Saved data entries:
****

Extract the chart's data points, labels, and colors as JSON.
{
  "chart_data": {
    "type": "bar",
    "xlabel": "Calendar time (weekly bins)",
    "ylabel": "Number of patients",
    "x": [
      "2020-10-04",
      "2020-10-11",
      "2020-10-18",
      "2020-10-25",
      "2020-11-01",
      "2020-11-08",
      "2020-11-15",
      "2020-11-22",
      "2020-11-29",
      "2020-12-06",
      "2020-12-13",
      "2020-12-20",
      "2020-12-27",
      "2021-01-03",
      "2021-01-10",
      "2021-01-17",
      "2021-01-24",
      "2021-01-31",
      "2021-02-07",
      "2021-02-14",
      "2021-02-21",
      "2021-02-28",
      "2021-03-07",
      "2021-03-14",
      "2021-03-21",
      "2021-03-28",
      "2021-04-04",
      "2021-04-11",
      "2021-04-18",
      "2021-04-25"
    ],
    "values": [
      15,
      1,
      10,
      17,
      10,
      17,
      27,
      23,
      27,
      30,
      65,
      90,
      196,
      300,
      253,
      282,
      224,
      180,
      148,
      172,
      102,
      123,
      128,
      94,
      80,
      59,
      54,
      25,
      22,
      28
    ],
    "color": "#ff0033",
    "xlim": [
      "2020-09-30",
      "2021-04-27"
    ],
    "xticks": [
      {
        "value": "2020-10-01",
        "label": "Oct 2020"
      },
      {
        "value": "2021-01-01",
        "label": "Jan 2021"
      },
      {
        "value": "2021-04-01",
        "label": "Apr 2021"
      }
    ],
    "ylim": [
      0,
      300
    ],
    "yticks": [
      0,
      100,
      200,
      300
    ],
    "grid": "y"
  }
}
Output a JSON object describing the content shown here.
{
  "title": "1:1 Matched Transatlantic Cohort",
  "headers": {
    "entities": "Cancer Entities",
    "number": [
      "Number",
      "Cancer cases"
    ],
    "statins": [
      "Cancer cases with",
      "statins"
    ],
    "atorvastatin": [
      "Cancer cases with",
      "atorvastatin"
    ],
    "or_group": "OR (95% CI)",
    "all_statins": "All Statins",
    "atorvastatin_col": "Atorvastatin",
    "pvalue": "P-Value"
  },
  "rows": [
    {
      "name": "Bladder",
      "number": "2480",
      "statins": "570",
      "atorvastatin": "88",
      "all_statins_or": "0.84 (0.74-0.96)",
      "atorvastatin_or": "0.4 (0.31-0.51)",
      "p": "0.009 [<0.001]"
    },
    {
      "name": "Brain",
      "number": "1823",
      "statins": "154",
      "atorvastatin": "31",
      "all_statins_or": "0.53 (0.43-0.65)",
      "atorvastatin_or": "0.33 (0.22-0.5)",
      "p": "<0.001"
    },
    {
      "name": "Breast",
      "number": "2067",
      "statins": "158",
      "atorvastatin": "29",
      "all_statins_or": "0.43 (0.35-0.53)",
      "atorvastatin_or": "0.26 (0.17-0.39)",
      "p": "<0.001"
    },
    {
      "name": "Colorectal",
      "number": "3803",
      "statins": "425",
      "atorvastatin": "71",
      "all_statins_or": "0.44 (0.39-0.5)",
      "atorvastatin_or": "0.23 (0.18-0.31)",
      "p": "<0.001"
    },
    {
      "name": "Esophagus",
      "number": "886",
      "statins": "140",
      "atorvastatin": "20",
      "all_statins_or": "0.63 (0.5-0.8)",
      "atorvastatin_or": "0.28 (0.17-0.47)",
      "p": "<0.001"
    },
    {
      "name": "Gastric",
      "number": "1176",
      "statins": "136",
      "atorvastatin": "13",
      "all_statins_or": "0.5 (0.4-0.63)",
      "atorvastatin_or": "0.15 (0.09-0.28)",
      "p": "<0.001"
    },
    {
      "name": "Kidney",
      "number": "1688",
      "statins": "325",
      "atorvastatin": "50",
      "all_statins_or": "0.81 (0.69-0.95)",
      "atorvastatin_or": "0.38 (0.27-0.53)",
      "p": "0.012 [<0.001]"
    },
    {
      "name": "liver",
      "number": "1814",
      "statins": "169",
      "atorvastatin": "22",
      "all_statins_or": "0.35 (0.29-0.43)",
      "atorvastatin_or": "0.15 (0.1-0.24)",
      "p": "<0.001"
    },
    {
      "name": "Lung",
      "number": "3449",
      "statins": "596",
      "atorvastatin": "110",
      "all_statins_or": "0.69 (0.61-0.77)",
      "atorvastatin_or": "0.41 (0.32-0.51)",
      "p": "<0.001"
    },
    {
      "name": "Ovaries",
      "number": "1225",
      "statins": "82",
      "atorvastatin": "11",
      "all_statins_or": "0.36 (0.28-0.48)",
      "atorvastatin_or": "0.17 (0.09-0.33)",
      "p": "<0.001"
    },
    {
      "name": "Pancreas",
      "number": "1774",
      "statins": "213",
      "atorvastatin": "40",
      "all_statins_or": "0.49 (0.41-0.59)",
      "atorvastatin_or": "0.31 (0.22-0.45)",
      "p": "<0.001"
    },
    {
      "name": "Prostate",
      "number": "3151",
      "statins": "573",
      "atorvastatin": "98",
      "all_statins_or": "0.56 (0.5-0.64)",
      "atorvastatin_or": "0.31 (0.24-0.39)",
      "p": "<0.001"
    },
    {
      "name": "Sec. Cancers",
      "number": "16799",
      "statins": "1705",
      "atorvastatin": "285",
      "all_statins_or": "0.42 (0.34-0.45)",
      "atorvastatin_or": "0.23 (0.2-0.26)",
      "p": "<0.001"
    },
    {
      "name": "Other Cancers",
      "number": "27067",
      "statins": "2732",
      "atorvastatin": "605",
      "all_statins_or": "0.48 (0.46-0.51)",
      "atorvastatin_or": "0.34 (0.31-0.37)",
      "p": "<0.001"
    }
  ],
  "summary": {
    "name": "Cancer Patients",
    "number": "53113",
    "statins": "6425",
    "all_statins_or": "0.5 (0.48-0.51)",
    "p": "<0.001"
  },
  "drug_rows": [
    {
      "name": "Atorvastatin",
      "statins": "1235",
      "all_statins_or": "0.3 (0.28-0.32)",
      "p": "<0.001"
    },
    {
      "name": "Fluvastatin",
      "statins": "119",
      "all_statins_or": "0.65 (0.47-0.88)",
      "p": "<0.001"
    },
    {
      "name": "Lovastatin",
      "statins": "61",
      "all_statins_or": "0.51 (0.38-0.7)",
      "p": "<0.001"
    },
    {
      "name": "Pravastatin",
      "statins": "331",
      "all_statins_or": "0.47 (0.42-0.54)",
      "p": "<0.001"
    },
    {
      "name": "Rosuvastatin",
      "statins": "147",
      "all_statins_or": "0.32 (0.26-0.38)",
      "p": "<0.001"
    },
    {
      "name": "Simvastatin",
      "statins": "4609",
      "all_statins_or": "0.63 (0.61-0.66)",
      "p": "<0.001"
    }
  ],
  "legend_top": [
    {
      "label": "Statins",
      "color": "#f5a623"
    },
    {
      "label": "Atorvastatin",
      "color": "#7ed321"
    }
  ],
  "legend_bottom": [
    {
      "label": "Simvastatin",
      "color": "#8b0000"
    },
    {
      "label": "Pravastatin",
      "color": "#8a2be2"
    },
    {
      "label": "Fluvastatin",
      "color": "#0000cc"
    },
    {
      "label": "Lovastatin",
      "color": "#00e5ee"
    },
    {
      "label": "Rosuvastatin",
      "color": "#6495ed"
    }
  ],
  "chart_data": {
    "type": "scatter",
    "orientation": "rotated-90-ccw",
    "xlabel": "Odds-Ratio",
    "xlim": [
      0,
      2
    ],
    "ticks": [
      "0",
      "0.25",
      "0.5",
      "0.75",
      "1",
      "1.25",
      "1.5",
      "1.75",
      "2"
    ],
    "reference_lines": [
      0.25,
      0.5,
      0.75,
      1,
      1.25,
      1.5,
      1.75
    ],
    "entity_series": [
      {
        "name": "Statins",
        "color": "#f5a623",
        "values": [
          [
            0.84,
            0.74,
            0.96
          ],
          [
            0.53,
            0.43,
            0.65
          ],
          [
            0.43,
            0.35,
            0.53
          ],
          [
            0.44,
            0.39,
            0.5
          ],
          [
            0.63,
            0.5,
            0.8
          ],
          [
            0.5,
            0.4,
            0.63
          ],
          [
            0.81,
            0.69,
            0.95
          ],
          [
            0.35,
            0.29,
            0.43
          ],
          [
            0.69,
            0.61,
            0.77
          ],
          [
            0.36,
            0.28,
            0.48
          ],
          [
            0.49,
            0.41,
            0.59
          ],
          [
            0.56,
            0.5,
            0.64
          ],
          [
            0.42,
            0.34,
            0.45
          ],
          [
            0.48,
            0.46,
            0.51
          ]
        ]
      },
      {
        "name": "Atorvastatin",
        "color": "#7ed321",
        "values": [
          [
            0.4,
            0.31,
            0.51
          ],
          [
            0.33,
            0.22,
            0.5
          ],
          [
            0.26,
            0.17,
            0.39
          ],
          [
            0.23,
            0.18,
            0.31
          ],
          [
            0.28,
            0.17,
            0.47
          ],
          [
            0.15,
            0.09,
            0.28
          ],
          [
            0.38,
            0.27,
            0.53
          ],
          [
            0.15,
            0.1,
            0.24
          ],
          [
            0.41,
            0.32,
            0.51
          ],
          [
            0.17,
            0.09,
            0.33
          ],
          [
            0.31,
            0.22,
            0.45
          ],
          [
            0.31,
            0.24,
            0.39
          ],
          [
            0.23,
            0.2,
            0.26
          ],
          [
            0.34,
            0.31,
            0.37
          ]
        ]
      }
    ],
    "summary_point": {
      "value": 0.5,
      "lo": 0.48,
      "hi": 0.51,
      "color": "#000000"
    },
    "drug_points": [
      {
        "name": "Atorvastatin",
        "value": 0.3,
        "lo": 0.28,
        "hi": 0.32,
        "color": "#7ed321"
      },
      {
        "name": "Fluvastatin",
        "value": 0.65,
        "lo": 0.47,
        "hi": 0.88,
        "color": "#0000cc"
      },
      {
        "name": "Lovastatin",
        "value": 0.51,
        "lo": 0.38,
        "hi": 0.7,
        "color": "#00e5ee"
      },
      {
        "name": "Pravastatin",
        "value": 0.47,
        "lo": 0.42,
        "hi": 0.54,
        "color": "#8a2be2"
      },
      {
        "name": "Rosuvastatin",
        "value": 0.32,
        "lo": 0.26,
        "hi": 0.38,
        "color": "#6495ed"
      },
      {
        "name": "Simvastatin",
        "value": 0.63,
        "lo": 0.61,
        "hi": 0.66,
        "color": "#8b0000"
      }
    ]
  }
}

****

* _About this task_
Reproduce each line of the records in which the string "Lovastatin" appears.

* _Your response_
      "name": "Lovastatin",
      "label": "Lovastatin",
        "name": "Lovastatin",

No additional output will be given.